- [Goal of the exercise]: In this exercise, reproduce all the entries that follow exactly.

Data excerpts
##############################
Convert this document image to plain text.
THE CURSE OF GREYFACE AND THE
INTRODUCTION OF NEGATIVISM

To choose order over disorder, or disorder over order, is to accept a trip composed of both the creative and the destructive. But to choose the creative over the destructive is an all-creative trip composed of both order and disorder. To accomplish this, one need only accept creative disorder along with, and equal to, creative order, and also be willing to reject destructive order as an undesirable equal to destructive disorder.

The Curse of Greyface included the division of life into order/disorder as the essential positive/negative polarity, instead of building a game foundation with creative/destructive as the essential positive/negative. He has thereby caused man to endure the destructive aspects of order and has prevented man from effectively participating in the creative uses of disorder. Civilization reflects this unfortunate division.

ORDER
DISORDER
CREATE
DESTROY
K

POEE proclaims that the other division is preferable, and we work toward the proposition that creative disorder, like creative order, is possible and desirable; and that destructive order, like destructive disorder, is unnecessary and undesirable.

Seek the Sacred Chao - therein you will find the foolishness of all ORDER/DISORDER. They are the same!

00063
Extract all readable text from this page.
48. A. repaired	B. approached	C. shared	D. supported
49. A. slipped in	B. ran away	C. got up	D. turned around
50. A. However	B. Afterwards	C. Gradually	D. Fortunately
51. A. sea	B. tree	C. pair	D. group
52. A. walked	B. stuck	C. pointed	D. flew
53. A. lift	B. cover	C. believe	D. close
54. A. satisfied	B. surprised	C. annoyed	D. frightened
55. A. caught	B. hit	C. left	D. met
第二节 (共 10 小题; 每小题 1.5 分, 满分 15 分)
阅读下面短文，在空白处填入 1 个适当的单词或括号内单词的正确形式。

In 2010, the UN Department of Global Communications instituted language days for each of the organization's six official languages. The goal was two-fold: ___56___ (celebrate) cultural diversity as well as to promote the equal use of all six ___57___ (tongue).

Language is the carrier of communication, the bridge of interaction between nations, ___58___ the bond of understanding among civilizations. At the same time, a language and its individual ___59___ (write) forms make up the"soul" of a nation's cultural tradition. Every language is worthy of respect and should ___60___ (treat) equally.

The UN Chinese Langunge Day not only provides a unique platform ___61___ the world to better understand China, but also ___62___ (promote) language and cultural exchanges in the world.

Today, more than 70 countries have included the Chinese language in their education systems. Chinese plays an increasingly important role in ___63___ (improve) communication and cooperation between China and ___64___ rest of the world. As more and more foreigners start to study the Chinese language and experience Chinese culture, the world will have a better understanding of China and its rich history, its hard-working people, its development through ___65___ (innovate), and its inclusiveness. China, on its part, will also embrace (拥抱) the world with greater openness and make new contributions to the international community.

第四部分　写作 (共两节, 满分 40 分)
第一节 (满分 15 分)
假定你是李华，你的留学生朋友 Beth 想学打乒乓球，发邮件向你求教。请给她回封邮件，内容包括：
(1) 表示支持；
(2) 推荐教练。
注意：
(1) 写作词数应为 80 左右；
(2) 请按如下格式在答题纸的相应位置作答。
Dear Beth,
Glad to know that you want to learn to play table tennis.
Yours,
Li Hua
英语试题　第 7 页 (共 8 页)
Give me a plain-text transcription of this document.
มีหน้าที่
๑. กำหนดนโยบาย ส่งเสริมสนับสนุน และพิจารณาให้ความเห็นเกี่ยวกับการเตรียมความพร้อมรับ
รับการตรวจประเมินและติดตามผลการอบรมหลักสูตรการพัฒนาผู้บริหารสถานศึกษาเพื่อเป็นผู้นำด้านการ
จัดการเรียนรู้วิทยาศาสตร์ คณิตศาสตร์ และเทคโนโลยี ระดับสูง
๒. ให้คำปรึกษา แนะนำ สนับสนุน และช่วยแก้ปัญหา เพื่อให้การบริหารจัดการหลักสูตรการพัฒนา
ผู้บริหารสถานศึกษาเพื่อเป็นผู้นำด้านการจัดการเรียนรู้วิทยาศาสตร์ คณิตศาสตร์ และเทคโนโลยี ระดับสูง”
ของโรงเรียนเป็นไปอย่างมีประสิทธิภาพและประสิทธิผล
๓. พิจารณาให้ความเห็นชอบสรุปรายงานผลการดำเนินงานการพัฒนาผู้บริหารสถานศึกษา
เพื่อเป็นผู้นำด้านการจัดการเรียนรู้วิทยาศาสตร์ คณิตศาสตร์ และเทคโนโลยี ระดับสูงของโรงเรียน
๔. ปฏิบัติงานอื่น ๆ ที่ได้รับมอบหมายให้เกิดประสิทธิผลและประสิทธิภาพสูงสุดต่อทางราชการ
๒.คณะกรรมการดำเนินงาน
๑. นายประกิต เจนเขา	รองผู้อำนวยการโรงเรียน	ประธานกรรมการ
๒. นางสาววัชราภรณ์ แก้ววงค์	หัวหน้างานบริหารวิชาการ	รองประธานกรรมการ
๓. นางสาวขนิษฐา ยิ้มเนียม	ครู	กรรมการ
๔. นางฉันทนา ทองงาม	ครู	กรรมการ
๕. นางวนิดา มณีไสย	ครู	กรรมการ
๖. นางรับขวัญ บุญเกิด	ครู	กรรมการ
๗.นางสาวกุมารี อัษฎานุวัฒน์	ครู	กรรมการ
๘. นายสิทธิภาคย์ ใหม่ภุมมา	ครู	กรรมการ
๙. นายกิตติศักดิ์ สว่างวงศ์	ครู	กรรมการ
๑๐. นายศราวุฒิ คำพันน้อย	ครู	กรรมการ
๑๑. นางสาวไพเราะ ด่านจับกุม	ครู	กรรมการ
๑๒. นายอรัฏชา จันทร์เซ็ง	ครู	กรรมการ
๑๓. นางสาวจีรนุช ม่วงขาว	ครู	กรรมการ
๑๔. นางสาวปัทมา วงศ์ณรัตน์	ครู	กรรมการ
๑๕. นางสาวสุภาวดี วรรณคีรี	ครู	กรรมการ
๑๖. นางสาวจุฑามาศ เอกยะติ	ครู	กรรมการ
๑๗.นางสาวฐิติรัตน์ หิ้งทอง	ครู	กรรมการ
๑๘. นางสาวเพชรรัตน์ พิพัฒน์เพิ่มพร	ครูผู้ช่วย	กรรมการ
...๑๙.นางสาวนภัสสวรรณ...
##############################
- [Response for this exercise]:
Convert this document image to plain text.
THE CURSE OF GREYFACE AND THE
INTRODUCTION OF NEGATIVISM

To choose order over disorder, or disorder over order, is to accept a trip composed of both the creative and the destructive. But to choose the creative over the destructive is an all-creative trip composed of both order and disorder. To accomplish this, one need only accept creative disorder along with, and equal to, creative order, and also be willing to reject destructive order as an undesirable equal to destructive disorder.

The Curse of Greyface included the division of life into order/disorder as the essential positive/negative polarity, instead of building a game foundation with creative/destructive as the essential positive/negative. He has thereby caused man to endure the destructive aspects of order and has prevented man from effectively participating in the creative uses of disorder. Civilization reflects this unfortunate division.

ORDER
DISORDER
CREATE
DESTROY
K

POEE proclaims that the other division is preferable, and we work toward the proposition that creative disorder, like creative order, is possible and desirable; and that destructive order, like destructive disorder, is unnecessary and undesirable.

Seek the Sacred Chao - therein you will find the foolishness of all ORDER/DISORDER. They are the same!

00063
Extract all readable text from this page.
48. A. repaired	B. approached	C. shared	D. supported
49. A. slipped in	B. ran away	C. got up	D. turned around
50. A. However	B. Afterwards	C. Gradually	D. Fortunately
51. A. sea	B. tree	C. pair	D. group
52. A. walked	B. stuck	C. pointed	D. flew
53. A. lift	B. cover	C. believe	D. close
54. A. satisfied	B. surprised	C. annoyed	D. frightened
55. A. caught	B. hit	C. left	D. met
第二节 (共 10 小题; 每小题 1.5 分, 满分 15 分)
阅读下面短文，在空白处填入 1 个适当的单词或括号内单词的正确形式。

In 2010, the UN Department of Global Communications instituted language days for each of the organization's six official languages. The goal was two-fold: ___56___ (celebrate) cultural diversity as well as to promote the equal use of all six ___57___ (tongue).

Language is the carrier of communication, the bridge of interaction between nations, ___58___ the bond of understanding among civilizations. At the same time, a language and its individual ___59___ (write) forms make up the"soul" of a nation's cultural tradition. Every language is worthy of respect and should ___60___ (treat) equally.

The UN Chinese Langunge Day not only provides a unique platform ___61___ the world to better understand China, but also ___62___ (promote) language and cultural exchanges in the world.

Today, more than 70 countries have included the Chinese language in their education systems. Chinese plays an increasingly important role in ___63___ (improve) communication and cooperation between China and ___64___ rest of the world. As more and more foreigners start to study the Chinese language and experience Chinese culture, the world will have a better understanding of China and its rich history, its hard-working people, its development through ___65___ (innovate), and its inclusiveness. China, on its part, will also embrace (拥抱) the world with greater openness and make new contributions to the international community.

第四部分　写作 (共两节, 满分 40 分)
第一节 (满分 15 分)
假定你是李华，你的留学生朋友 Beth 想学打乒乓球，发邮件向你求教。请给她回封邮件，内容包括：
(1) 表示支持；
(2) 推荐教练。
注意：
(1) 写作词数应为 80 左右；
(2) 请按如下格式在答题纸的相应位置作答。
Dear Beth,
Glad to know that you want to learn to play table tennis.
Yours,
Li Hua
英语试题　第 7 页 (共 8 页)
Give me a plain-text transcription of this document.
มีหน้าที่
๑. กำหนดนโยบาย ส่งเสริมสนับสนุน และพิจารณาให้ความเห็นเกี่ยวกับการเตรียมความพร้อมรับ
รับการตรวจประเมินและติดตามผลการอบรมหลักสูตรการพัฒนาผู้บริหารสถานศึกษาเพื่อเป็นผู้นำด้านการ
จัดการเรียนรู้วิทยาศาสตร์ คณิตศาสตร์ และเทคโนโลยี ระดับสูง
๒. ให้คำปรึกษา แนะนำ สนับสนุน และช่วยแก้ปัญหา เพื่อให้การบริหารจัดการหลักสูตรการพัฒนา
ผู้บริหารสถานศึกษาเพื่อเป็นผู้นำด้านการจัดการเรียนรู้วิทยาศาสตร์ คณิตศาสตร์ และเทคโนโลยี ระดับสูง”
ของโรงเรียนเป็นไปอย่างมีประสิทธิภาพและประสิทธิผล
๓. พิจารณาให้ความเห็นชอบสรุปรายงานผลการดำเนินงานการพัฒนาผู้บริหารสถานศึกษา
เพื่อเป็นผู้นำด้านการจัดการเรียนรู้วิทยาศาสตร์ คณิตศาสตร์ และเทคโนโลยี ระดับสูงของโรงเรียน
๔. ปฏิบัติงานอื่น ๆ ที่ได้รับมอบหมายให้เกิดประสิทธิผลและประสิทธิภาพสูงสุดต่อทางราชการ
๒.คณะกรรมการดำเนินงาน
๑. นายประกิต เจนเขา	รองผู้อำนวยการโรงเรียน	ประธานกรรมการ
๒. นางสาววัชราภรณ์ แก้ววงค์	หัวหน้างานบริหารวิชาการ	รองประธานกรรมการ
๓. นางสาวขนิษฐา ยิ้มเนียม	ครู	กรรมการ
๔. นางฉันทนา ทองงาม	ครู	กรรมการ
๕. นางวนิดา มณีไสย	ครู	กรรมการ
๖. นางรับขวัญ บุญเกิด	ครู	กรรมการ
๗.นางสาวกุมารี อัษฎานุวัฒน์	ครู	กรรมการ
๘. นายสิทธิภาคย์ ใหม่ภุมมา	ครู	กรรมการ
๙. นายกิตติศักดิ์ สว่างวงศ์	ครู	กรรมการ
๑๐. นายศราวุฒิ คำพันน้อย	ครู	กรรมการ
๑๑. นางสาวไพเราะ ด่านจับกุม	ครู	กรรมการ
๑๒. นายอรัฏชา จันทร์เซ็ง	ครู	กรรมการ
๑๓. นางสาวจีรนุช ม่วงขาว	ครู	กรรมการ
๑๔. นางสาวปัทมา วงศ์ณรัตน์	ครู	กรรมการ
๑๕. นางสาวสุภาวดี วรรณคีรี	ครู	กรรมการ
๑๖. นางสาวจุฑามาศ เอกยะติ	ครู	กรรมการ
๑๗.นางสาวฐิติรัตน์ หิ้งทอง	ครู	กรรมการ
๑๘. นางสาวเพชรรัตน์ พิพัฒน์เพิ่มพร	ครูผู้ช่วย	กรรมการ
...๑๙.นางสาวนภัสสวรรณ...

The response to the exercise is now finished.